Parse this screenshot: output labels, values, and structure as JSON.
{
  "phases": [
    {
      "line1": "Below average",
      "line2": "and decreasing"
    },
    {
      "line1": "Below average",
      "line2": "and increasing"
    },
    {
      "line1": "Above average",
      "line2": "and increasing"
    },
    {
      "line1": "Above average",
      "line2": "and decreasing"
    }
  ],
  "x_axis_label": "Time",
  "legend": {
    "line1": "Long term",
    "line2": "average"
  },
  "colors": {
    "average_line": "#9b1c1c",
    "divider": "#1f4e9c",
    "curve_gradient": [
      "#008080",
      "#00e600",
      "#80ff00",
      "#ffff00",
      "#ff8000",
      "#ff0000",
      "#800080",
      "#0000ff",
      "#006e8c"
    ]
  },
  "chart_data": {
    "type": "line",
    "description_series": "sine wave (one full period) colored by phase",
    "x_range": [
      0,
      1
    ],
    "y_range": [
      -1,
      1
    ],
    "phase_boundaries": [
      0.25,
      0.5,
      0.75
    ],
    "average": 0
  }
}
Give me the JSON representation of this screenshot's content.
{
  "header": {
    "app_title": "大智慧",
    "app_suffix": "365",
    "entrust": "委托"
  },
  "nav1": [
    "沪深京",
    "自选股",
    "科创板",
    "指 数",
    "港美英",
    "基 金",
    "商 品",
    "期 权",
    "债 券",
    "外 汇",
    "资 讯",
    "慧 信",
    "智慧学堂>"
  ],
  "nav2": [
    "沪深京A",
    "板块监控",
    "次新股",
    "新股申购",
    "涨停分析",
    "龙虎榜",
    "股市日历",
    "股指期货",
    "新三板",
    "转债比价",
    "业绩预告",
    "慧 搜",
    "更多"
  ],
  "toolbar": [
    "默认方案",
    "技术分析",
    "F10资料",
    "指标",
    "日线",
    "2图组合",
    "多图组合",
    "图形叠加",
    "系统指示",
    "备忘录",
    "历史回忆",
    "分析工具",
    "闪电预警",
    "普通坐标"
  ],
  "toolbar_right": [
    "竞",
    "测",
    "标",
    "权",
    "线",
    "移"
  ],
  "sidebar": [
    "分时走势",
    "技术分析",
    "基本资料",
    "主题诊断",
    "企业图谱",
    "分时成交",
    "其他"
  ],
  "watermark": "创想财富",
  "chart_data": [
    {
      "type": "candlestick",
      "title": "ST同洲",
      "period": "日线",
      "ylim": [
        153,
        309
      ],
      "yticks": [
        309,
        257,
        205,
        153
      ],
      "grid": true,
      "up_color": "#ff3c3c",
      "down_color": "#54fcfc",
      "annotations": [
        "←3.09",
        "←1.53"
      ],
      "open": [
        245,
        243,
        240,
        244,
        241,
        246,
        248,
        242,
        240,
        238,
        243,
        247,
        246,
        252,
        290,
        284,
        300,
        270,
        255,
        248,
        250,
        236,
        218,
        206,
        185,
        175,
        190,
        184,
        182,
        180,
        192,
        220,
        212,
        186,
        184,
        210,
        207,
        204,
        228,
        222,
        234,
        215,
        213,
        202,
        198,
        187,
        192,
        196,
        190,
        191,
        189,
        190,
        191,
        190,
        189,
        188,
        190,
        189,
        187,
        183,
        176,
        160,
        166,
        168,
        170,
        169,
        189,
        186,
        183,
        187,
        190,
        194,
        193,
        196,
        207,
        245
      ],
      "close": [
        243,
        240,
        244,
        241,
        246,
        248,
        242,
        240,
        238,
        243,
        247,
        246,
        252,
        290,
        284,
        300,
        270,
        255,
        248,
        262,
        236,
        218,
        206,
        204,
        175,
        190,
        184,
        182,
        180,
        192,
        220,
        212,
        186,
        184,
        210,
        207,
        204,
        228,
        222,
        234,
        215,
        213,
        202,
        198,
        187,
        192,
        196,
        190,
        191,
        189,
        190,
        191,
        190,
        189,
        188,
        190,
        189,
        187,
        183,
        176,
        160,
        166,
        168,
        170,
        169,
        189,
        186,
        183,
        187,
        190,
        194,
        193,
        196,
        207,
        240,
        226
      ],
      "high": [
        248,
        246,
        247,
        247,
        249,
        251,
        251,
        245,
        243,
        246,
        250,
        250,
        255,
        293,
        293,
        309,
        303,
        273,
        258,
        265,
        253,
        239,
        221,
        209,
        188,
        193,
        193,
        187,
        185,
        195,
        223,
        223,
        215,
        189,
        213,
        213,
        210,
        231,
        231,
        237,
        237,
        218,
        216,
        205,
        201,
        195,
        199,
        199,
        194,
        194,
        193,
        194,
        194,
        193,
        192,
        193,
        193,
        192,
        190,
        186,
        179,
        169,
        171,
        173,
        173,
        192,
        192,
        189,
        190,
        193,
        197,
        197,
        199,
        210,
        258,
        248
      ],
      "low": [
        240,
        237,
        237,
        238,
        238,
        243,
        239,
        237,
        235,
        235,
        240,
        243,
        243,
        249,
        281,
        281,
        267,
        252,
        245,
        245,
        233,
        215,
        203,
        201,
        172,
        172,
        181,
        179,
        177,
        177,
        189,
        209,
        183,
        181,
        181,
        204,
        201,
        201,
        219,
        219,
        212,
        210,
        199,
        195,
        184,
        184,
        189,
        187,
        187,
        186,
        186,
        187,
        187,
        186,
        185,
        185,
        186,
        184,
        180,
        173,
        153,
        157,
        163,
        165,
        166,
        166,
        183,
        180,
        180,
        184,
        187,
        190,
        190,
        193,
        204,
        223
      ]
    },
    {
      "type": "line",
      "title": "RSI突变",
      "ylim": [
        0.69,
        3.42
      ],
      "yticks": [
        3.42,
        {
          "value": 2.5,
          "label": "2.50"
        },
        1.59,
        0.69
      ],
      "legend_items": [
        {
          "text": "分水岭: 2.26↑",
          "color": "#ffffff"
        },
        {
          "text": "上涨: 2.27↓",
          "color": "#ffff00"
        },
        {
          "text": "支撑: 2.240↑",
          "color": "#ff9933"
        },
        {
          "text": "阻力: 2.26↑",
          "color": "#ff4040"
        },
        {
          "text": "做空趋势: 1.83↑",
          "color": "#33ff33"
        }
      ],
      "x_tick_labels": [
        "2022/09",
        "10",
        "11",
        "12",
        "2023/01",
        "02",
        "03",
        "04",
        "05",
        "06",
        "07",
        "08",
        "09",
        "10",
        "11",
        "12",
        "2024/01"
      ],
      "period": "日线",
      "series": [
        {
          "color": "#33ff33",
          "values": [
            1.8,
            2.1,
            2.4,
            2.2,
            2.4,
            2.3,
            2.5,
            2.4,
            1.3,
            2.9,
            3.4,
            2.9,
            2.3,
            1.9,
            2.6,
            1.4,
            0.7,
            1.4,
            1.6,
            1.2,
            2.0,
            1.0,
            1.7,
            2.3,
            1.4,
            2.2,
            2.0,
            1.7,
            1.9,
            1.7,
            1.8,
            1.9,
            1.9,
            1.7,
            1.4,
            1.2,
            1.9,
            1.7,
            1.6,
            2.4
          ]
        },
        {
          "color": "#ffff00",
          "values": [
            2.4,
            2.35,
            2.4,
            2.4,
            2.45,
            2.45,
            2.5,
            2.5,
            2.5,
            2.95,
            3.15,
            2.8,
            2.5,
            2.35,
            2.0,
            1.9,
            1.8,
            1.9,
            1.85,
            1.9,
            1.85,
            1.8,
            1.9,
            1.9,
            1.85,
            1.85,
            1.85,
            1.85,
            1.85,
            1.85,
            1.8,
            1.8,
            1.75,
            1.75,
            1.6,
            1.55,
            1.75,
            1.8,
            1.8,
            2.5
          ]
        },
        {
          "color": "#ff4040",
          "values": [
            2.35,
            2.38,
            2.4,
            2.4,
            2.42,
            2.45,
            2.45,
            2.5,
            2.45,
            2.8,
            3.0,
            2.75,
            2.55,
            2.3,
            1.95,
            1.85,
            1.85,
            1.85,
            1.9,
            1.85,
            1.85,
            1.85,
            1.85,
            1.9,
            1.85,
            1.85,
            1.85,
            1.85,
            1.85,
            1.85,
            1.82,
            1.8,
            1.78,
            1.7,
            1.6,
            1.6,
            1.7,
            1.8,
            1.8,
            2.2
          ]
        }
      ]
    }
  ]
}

• What is asked
Select from the material above each line in which the string "screenshot" appears, and list those lines.

• Correct result
Parse this screenshot: output labels, values, and structure as JSON.
Give me the JSON representation of this screenshot's content.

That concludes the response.